#### [Exercise objective]
Search the data below for the string "редакции". Extract every line that contains it.

(Dataset items)
+ + +
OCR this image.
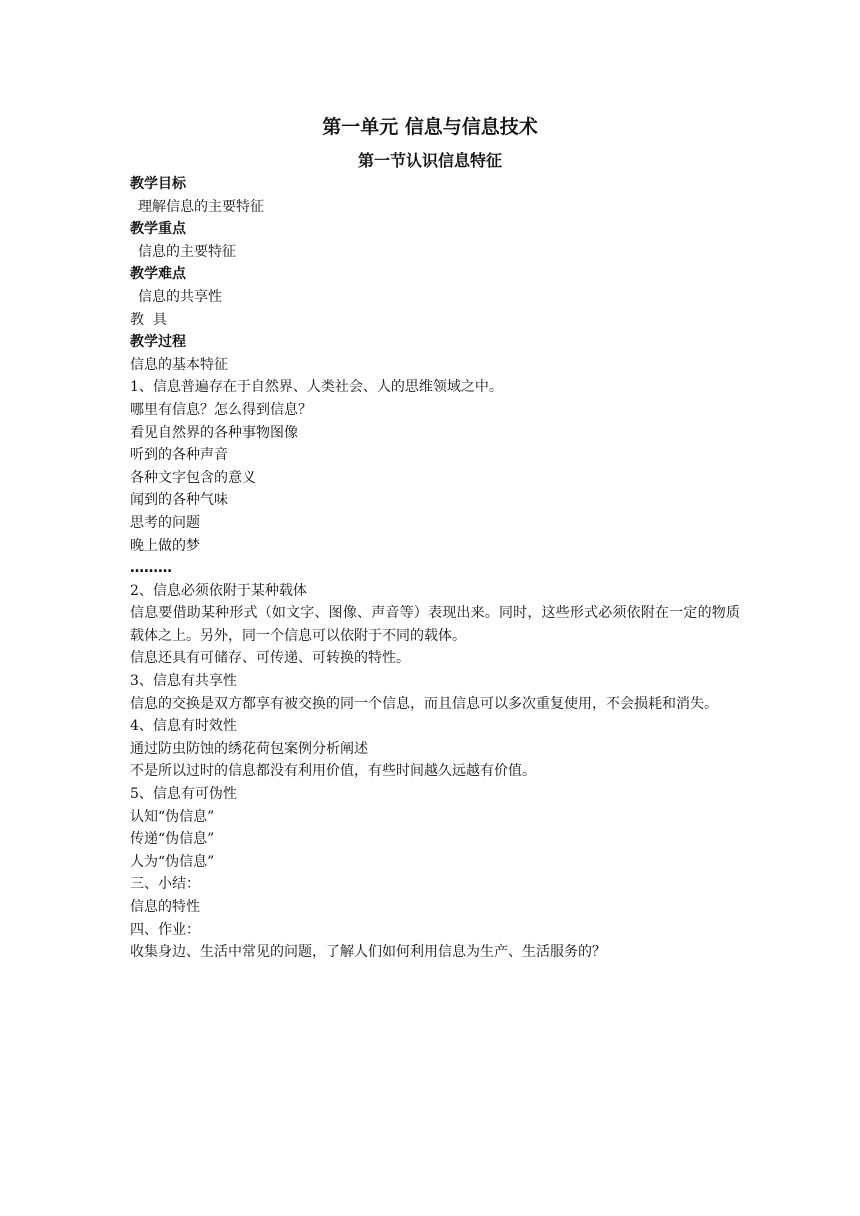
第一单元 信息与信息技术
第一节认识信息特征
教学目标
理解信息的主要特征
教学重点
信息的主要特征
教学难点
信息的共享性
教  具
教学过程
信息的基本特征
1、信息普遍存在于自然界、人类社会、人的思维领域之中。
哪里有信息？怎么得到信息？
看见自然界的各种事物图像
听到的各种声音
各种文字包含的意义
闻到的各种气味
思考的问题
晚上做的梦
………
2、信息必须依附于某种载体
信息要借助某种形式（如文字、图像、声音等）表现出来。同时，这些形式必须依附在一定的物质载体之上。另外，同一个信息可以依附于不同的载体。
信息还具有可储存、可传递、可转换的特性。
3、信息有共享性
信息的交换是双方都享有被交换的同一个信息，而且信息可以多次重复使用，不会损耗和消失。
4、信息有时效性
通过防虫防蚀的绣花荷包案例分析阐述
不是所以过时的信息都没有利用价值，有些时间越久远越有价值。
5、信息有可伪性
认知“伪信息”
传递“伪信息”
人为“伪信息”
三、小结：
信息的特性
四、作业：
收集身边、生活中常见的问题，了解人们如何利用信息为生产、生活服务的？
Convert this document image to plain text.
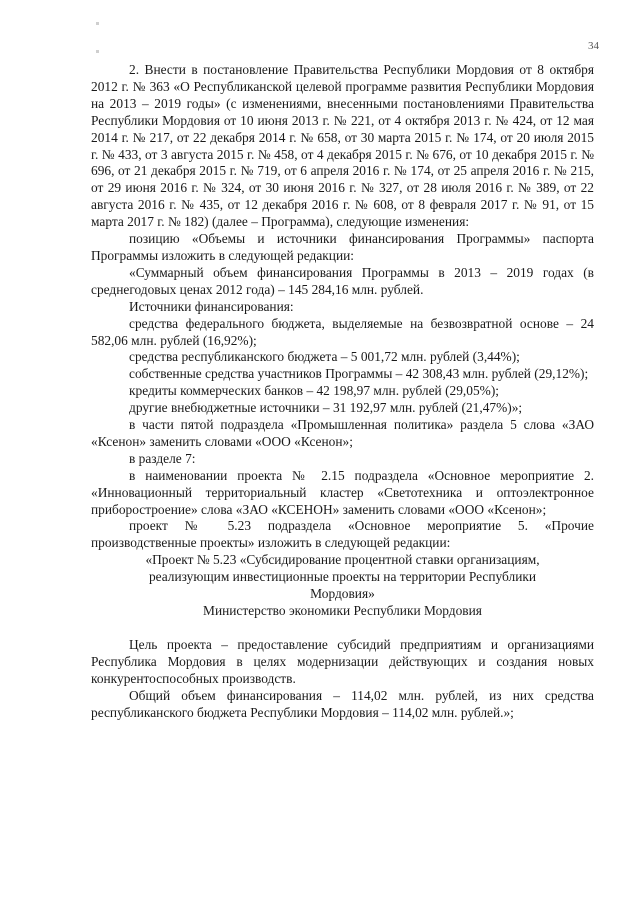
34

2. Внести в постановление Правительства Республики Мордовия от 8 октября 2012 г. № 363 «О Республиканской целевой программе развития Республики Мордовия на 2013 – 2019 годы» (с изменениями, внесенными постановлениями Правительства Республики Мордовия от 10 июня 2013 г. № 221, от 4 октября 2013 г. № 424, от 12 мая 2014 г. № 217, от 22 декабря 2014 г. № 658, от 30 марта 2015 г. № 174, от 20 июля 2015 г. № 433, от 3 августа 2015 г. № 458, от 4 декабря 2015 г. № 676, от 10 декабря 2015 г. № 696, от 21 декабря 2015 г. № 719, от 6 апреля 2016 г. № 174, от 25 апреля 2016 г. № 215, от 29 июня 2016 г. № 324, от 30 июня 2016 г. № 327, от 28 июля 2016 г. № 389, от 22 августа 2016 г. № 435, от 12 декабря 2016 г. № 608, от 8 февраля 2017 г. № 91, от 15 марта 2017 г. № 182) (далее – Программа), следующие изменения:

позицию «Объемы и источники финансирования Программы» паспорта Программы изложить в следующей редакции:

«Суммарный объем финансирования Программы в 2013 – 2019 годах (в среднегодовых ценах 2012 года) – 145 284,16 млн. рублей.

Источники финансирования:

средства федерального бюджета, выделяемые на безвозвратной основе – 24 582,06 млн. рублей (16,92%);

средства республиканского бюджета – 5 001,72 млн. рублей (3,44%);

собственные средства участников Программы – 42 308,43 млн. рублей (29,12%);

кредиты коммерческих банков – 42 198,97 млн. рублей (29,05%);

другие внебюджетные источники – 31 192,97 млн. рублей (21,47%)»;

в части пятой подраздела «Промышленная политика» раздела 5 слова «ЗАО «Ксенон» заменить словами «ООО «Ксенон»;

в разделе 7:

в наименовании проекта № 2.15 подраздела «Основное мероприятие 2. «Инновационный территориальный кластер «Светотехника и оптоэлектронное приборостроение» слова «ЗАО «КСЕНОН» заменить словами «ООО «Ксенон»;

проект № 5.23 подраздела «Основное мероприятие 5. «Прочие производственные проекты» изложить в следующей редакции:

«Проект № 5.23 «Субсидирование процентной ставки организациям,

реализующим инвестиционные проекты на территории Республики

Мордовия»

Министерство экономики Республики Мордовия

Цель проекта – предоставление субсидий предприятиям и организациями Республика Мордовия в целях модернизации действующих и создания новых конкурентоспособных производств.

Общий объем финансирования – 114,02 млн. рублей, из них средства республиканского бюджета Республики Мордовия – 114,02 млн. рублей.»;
+ + +
#### [Task response]
позицию «Объемы и источники финансирования Программы» паспорта Программы изложить в следующей редакции:
проект № 5.23 подраздела «Основное мероприятие 5. «Прочие производственные проекты» изложить в следующей редакции:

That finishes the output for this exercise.